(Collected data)

^^^^^^^^^^^^^^^^

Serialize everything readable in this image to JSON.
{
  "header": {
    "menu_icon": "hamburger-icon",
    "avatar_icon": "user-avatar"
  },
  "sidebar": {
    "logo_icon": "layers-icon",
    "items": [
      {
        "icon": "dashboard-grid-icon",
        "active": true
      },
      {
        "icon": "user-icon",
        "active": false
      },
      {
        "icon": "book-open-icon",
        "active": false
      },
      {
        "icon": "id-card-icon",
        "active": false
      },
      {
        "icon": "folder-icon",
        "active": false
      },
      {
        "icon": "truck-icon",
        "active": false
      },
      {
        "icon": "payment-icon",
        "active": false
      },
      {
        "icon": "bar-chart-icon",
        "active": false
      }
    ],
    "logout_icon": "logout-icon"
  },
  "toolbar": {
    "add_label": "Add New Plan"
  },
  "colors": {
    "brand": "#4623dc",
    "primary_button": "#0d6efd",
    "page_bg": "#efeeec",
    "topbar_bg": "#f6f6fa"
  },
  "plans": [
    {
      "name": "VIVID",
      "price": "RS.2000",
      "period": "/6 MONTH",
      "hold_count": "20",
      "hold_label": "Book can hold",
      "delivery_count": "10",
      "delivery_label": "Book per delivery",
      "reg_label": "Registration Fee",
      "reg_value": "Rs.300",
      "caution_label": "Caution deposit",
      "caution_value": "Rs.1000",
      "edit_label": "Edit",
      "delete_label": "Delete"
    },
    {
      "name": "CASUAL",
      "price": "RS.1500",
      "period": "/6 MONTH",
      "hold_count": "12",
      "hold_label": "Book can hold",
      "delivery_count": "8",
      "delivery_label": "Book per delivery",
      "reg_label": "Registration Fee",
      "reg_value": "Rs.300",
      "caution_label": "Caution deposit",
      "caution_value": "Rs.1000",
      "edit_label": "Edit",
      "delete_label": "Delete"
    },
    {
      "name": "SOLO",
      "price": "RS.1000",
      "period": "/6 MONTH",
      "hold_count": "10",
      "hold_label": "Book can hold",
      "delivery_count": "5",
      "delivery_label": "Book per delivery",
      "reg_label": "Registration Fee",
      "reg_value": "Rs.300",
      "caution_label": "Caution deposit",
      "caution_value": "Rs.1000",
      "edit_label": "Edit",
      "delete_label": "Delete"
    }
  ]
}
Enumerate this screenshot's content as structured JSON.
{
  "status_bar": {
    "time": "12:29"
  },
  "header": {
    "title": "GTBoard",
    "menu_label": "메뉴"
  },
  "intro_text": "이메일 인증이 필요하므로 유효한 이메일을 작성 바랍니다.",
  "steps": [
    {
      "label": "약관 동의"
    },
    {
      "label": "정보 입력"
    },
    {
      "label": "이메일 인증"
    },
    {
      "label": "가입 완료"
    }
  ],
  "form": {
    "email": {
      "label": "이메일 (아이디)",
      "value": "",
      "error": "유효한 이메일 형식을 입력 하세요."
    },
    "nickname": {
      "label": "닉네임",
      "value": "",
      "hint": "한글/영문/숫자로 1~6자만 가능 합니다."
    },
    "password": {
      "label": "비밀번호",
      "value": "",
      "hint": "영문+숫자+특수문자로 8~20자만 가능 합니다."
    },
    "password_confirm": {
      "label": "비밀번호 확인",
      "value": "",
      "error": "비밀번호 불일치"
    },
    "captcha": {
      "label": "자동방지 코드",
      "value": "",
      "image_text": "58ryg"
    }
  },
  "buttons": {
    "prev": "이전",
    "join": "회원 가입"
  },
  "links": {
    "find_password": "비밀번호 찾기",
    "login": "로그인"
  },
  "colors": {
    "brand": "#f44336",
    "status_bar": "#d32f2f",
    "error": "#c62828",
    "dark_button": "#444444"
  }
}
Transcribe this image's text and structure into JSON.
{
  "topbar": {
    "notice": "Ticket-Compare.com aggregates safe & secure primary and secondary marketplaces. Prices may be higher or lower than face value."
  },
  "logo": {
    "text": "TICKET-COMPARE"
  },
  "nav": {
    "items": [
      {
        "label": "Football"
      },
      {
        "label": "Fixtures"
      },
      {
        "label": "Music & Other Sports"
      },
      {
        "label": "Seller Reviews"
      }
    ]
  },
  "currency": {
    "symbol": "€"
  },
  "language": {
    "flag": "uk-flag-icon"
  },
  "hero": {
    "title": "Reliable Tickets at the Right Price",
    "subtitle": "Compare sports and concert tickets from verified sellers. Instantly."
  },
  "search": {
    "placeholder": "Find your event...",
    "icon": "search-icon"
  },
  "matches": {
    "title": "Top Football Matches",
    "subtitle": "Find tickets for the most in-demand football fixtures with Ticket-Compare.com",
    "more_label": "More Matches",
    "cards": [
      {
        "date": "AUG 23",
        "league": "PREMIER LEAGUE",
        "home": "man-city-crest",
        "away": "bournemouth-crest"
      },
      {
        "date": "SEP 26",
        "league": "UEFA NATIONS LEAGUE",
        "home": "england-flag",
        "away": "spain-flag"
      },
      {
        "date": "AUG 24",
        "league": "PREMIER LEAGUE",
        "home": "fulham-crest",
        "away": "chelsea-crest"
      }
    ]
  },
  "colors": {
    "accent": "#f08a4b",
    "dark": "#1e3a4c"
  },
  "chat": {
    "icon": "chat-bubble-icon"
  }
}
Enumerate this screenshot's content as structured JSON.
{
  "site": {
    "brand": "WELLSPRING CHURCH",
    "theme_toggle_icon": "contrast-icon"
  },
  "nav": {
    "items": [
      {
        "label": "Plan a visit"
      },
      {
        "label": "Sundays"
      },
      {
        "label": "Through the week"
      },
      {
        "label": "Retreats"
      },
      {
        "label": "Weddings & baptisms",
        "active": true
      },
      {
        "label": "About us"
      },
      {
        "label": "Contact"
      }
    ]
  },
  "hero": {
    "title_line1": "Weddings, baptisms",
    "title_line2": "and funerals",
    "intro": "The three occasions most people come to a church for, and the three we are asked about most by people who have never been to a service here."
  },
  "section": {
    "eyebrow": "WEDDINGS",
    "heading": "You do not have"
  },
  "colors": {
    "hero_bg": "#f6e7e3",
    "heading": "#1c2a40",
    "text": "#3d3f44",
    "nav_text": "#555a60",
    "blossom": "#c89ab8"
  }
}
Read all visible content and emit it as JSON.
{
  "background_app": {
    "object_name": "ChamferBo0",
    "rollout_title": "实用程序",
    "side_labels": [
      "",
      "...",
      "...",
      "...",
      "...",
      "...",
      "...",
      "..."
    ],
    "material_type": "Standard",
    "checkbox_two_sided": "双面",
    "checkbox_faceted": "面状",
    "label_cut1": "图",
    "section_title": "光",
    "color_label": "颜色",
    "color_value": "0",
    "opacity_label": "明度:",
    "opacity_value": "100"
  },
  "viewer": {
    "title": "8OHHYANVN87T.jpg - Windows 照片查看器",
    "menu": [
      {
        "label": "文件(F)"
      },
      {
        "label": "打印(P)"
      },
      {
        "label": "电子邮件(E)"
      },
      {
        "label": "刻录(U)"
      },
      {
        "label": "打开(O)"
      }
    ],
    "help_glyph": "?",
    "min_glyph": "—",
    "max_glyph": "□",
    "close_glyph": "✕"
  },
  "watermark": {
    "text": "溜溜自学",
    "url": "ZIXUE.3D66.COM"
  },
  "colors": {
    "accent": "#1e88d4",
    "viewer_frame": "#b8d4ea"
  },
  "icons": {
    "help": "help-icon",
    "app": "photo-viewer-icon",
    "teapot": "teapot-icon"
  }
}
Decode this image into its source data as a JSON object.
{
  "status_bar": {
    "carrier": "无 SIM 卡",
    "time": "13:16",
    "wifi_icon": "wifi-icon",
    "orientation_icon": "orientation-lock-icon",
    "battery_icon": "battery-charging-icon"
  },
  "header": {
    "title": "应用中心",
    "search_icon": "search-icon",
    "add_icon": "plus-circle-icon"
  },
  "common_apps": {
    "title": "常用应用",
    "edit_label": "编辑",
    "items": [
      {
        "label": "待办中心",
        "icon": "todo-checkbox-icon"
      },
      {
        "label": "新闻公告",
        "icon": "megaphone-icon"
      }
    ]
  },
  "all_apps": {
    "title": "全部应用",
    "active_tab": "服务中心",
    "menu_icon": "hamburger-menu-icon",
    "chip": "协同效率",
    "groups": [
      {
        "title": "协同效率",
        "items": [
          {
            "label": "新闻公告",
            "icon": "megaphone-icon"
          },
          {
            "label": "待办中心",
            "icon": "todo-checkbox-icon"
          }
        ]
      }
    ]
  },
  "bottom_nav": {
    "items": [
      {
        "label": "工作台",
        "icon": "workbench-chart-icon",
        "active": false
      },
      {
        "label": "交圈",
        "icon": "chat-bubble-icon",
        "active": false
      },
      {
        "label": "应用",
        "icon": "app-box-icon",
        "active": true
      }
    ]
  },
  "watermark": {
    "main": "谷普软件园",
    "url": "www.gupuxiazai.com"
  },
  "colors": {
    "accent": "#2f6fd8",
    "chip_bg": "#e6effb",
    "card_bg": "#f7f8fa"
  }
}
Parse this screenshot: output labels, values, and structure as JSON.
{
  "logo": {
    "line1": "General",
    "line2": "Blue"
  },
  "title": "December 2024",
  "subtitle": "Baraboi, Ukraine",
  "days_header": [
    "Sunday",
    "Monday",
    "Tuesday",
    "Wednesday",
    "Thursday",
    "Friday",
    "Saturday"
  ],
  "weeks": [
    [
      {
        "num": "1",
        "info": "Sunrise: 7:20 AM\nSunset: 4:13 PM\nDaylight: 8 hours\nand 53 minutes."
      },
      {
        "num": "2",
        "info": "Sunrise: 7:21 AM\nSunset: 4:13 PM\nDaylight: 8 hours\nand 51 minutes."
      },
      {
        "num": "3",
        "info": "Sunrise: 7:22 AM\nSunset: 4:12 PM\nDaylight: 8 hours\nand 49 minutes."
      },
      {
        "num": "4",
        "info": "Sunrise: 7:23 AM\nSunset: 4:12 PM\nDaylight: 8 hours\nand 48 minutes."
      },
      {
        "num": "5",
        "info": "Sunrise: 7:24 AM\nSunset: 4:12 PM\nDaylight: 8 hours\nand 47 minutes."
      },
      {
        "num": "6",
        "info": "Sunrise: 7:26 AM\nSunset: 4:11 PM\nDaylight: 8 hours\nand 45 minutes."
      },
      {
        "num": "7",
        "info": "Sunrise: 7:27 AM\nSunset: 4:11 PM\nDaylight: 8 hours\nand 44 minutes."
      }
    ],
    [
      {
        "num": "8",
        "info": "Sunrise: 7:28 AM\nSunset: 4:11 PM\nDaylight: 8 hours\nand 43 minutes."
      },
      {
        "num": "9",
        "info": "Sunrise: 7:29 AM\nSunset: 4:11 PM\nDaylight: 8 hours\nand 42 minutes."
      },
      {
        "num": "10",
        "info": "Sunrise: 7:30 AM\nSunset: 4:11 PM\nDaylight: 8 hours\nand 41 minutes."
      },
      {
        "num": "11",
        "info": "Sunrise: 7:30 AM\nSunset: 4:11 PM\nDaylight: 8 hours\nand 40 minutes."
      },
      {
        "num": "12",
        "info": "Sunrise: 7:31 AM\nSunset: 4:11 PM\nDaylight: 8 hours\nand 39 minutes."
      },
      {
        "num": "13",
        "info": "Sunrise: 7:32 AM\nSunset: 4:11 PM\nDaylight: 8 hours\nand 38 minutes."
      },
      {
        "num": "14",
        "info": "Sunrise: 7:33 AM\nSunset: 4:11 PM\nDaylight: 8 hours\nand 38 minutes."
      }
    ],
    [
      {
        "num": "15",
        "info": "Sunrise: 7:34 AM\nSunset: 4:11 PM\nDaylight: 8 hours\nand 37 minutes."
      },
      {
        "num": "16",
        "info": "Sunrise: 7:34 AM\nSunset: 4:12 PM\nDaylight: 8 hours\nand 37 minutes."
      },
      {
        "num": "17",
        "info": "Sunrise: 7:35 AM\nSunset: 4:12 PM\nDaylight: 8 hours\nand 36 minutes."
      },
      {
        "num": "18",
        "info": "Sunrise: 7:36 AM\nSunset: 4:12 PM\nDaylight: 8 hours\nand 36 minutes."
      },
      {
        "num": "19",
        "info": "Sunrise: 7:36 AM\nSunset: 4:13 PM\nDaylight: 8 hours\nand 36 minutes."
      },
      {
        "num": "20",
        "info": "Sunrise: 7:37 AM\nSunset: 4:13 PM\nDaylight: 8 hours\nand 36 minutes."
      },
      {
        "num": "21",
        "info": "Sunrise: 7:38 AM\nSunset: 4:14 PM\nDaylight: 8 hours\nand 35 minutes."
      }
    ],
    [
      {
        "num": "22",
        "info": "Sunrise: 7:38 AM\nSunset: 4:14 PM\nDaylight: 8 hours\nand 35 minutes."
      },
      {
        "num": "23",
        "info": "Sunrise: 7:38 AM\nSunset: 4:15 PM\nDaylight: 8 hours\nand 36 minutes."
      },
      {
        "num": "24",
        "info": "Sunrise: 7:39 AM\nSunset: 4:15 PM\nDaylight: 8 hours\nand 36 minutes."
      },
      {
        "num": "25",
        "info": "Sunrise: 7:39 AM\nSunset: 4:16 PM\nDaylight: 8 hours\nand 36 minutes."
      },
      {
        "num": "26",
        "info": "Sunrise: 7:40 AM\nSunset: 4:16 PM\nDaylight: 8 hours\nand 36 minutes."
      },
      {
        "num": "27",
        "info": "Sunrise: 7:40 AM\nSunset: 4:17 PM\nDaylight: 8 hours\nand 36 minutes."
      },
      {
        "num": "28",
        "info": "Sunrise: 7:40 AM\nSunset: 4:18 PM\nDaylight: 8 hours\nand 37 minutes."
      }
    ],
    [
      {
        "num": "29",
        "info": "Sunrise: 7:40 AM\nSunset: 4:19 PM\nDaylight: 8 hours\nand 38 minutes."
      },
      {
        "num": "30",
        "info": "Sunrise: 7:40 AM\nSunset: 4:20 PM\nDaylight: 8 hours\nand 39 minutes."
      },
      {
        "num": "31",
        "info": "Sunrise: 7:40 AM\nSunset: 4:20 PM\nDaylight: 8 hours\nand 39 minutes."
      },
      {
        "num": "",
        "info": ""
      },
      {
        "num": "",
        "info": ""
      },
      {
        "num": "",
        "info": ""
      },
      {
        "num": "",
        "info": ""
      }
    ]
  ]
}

^^^^^^^^^^^^^^^^

→ STATED PROBLEM:
Report how many lines of the entries hold the word "chart". Nothing else is needed.

→ SOLUTION:
2